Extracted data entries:
━━━━━━━━━━

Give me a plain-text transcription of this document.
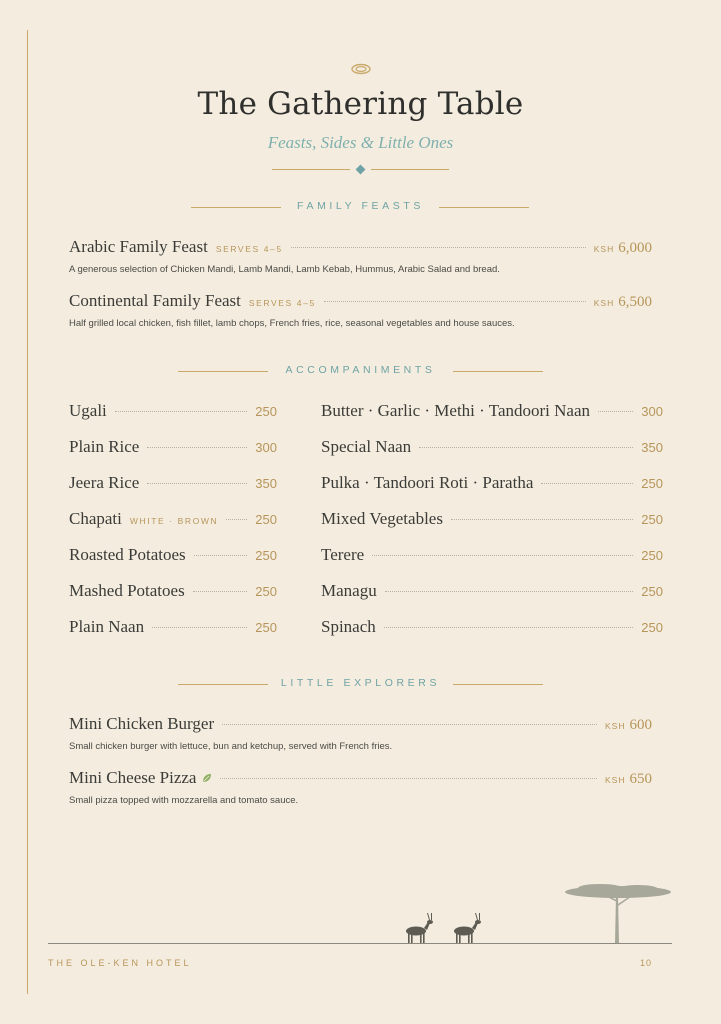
The Gathering Table
Feasts, Sides & Little Ones
FAMILY FEASTS
Arabic Family Feast SERVES 4–5	KSH 6,000
A generous selection of Chicken Mandi, Lamb Mandi, Lamb Kebab, Hummus, Arabic Salad and bread.
Continental Family Feast SERVES 4–5	KSH 6,500
Half grilled local chicken, fish fillet, lamb chops, French fries, rice, seasonal vegetables and house sauces.
ACCOMPANIMENTS
Ugali	250
Plain Rice	300
Jeera Rice	350
Chapati WHITE · BROWN	250
Roasted Potatoes	250
Mashed Potatoes	250
Plain Naan	250
Butter · Garlic · Methi · Tandoori Naan	300
Special Naan	350
Pulka · Tandoori Roti · Paratha	250
Mixed Vegetables	250
Terere	250
Managu	250
Spinach	250
LITTLE EXPLORERS
Mini Chicken Burger	KSH 600
Small chicken burger with lettuce, bun and ketchup, served with French fries.
Mini Cheese Pizza	KSH 650
Small pizza topped with mozzarella and tomato sauce.
THE OLE-KEN HOTEL	10
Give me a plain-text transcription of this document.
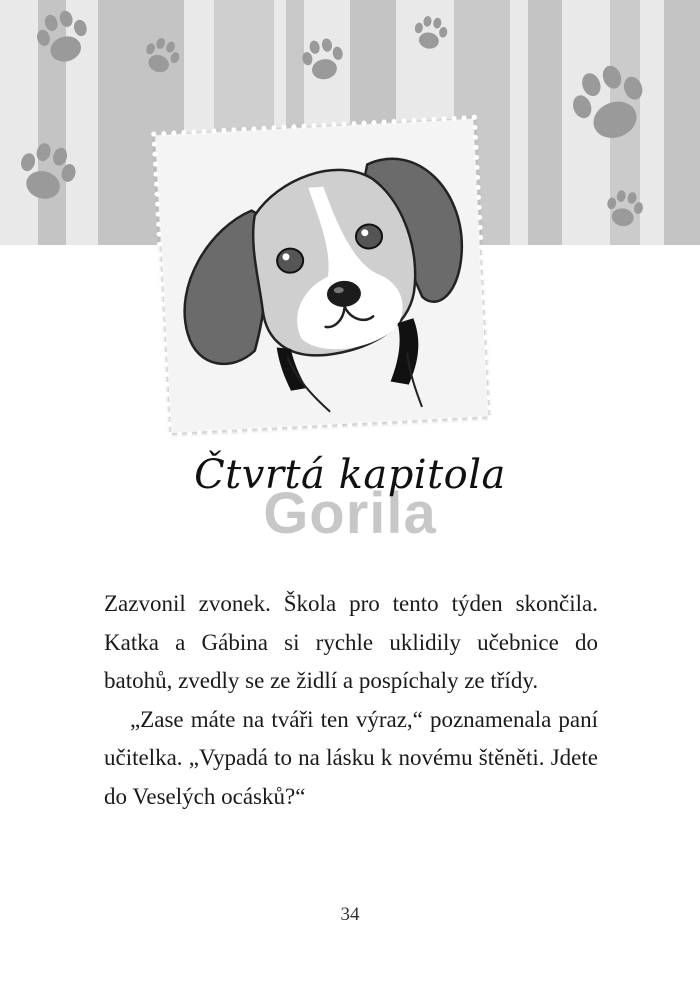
Čtvrtá kapitola
Gorila

Zazvonil zvonek. Škola pro tento týden skončila. Katka a Gábina si rychle uklidily učebnice do batohů, zvedly se ze židlí a pospíchaly ze třídy.

„Zase máte na tváři ten výraz,“ poznamenala paní učitelka. „Vypadá to na lásku k novému štěněti. Jdete do Veselých ocásků?“

34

━━━━━━━━━━

Exercise description:
Extract from the material all lines containing the string "Potatoes".

Solution to the exercise:
Roasted Potatoes	250
Mashed Potatoes	250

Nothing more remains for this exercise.